%%

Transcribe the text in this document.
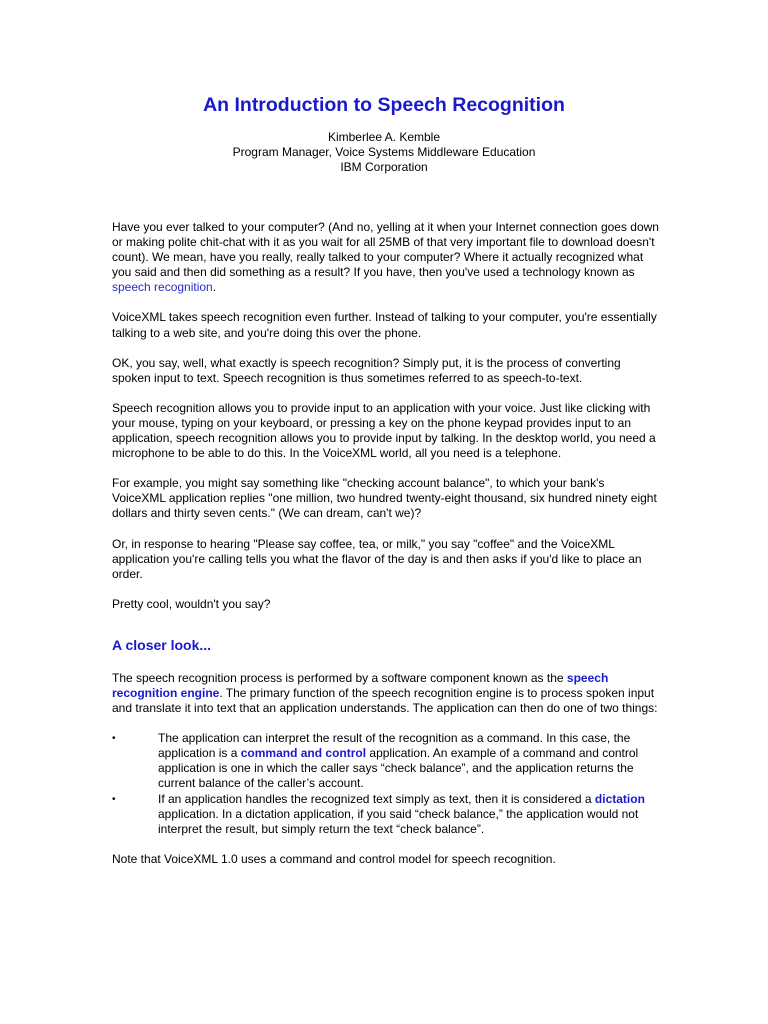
An Introduction to Speech Recognition
Kimberlee A. Kemble
Program Manager, Voice Systems Middleware Education
IBM Corporation

Have you ever talked to your computer? (And no, yelling at it when your Internet connection goes down or making polite chit-chat with it as you wait for all 25MB of that very important file to download doesn't count). We mean, have you really, really talked to your computer? Where it actually recognized what you said and then did something as a result? If you have, then you've used a technology known as speech recognition.

VoiceXML takes speech recognition even further. Instead of talking to your computer, you're essentially talking to a web site, and you're doing this over the phone.

OK, you say, well, what exactly is speech recognition? Simply put, it is the process of converting spoken input to text. Speech recognition is thus sometimes referred to as speech-to-text.

Speech recognition allows you to provide input to an application with your voice. Just like clicking with your mouse, typing on your keyboard, or pressing a key on the phone keypad provides input to an application, speech recognition allows you to provide input by talking. In the desktop world, you need a microphone to be able to do this. In the VoiceXML world, all you need is a telephone.

For example, you might say something like "checking account balance", to which your bank's VoiceXML application replies "one million, two hundred twenty-eight thousand, six hundred ninety eight dollars and thirty seven cents." (We can dream, can't we)?

Or, in response to hearing "Please say coffee, tea, or milk," you say "coffee" and the VoiceXML application you're calling tells you what the flavor of the day is and then asks if you'd like to place an order.

Pretty cool, wouldn't you say?

A closer look...

The speech recognition process is performed by a software component known as the speech recognition engine. The primary function of the speech recognition engine is to process spoken input and translate it into text that an application understands. The application can then do one of two things:

•	The application can interpret the result of the recognition as a command. In this case, the application is a command and control application. An example of a command and control application is one in which the caller says “check balance”, and the application returns the current balance of the caller’s account.
•	If an application handles the recognized text simply as text, then it is considered a dictation application. In a dictation application, if you said “check balance,” the application would not interpret the result, but simply return the text “check balance”.

Note that VoiceXML 1.0 uses a command and control model for speech recognition.
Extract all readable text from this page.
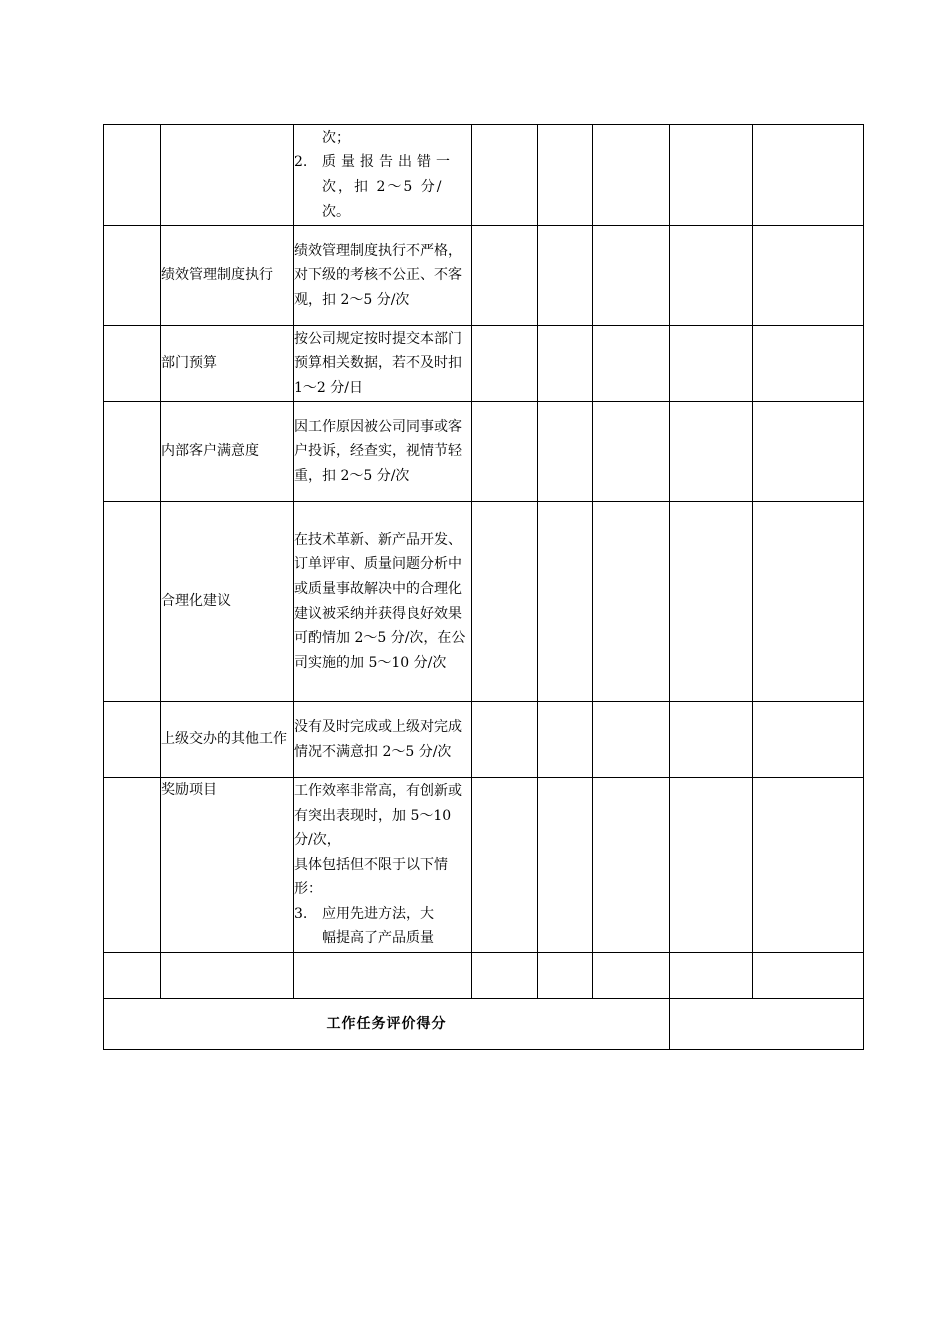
		次；
2. 质量报告出错一
次，扣 2～5 分/
次。					

	绩效管理制度执行	绩效管理制度执行不严格，对下级的考核不公正、不客观，扣 2～5 分/次					
	部门预算	按公司规定按时提交本部门预算相关数据，若不及时扣 1～2 分/日					
	内部客户满意度	因工作原因被公司同事或客户投诉，经查实，视情节轻重，扣 2～5 分/次					
	合理化建议	在技术革新、新产品开发、订单评审、质量问题分析中或质量事故解决中的合理化建议被采纳并获得良好效果可酌情加 2～5 分/次，在公司实施的加 5～10 分/次					
	上级交办的其他工作	没有及时完成或上级对完成情况不满意扣 2～5 分/次					
	奖励项目	工作效率非常高，有创新或有突出表现时，加 5～10 分/次，
具体包括但不限于以下情形：
3. 应用先进方法，大
幅提高了产品质量					

工作任务评价得分							
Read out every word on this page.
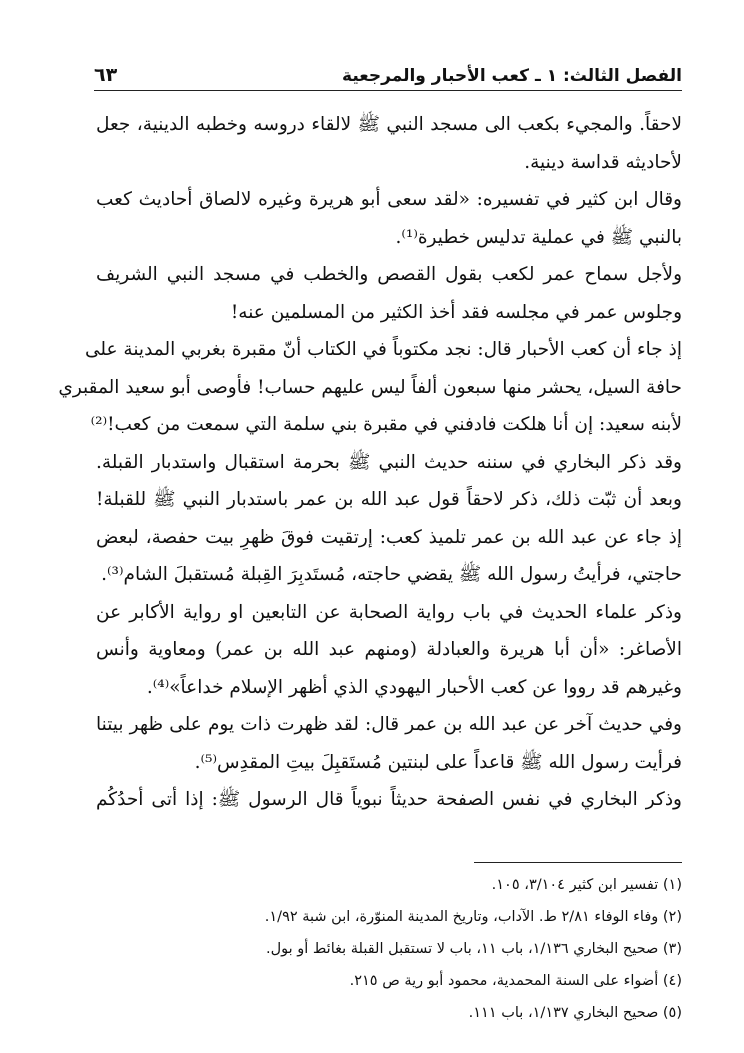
الفصل الثالث: ١ ـ كعب الأحبار والمرجعية
٦٣
لاحقاً. والمجيء بكعب الى مسجد النبي ﷺ لالقاء دروسه وخطبه الدينية، جعل
لأحاديثه قداسة دينية.
وقال ابن كثير في تفسيره: «لقد سعى أبو هريرة وغيره لالصاق أحاديث كعب
بالنبي ﷺ في عملية تدليس خطيرة⁽¹⁾.
ولأجل سماح عمر لكعب بقول القصص والخطب في مسجد النبي الشريف
وجلوس عمر في مجلسه فقد أخذ الكثير من المسلمين عنه!
إذ جاء أن كعب الأحبار قال: نجد مكتوباً في الكتاب أنّ مقبرة بغربي المدينة على
حافة السيل، يحشر منها سبعون ألفاً ليس عليهم حساب! فأوصى أبو سعيد المقبري
لأبنه سعيد: إن أنا هلكت فادفني في مقبرة بني سلمة التي سمعت من كعب!⁽²⁾
وقد ذكر البخاري في سننه حديث النبي ﷺ بحرمة استقبال واستدبار القبلة.
وبعد أن ثبّت ذلك، ذكر لاحقاً قول عبد الله بن عمر باستدبار النبي ﷺ للقبلة!
إذ جاء عن عبد الله بن عمر تلميذ كعب: إرتقيت فوقَ ظهرِ بيت حفصة، لبعض
حاجتي، فرأيتُ رسول الله ﷺ يقضي حاجته، مُستَدبِرَ القِبلة مُستقبلَ الشام⁽³⁾.
وذكر علماء الحديث في باب رواية الصحابة عن التابعين او رواية الأكابر عن
الأصاغر: «أن أبا هريرة والعبادلة (ومنهم عبد الله بن عمر) ومعاوية وأنس
وغيرهم قد رووا عن كعب الأحبار اليهودي الذي أظهر الإسلام خداعاً»⁽⁴⁾.
وفي حديث آخر عن عبد الله بن عمر قال: لقد ظهرت ذات يوم على ظهر بيتنا
فرأيت رسول الله ﷺ قاعداً على لبنتين مُستَقبِلَ بيتِ المقدِس⁽⁵⁾.
وذكر البخاري في نفس الصفحة حديثاً نبوياً قال الرسول ﷺ: إذا أتى أحدُكُم
(١) تفسير ابن كثير ٣/١٠٤، ١٠٥.
(٢) وفاء الوفاء ٢/٨١ ط. الآداب، وتاريخ المدينة المنوّرة، ابن شبة ١/٩٢.
(٣) صحيح البخاري ١/١٣٦، باب ١١، باب لا تستقبل القبلة بغائط أو بول.
(٤) أضواء على السنة المحمدية، محمود أبو رية ص ٢١٥.
(٥) صحيح البخاري ١/١٣٧، باب ١١١.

%%

**WHAT NEEDS TO BE DONE:**
Collect, from the material above, every line containing the word "القبلة".

**ANSWER TO THE TASK:**
وقد ذكر البخاري في سننه حديث النبي ﷺ بحرمة استقبال واستدبار القبلة.
(٣) صحيح البخاري ١/١٣٦، باب ١١، باب لا تستقبل القبلة بغائط أو بول.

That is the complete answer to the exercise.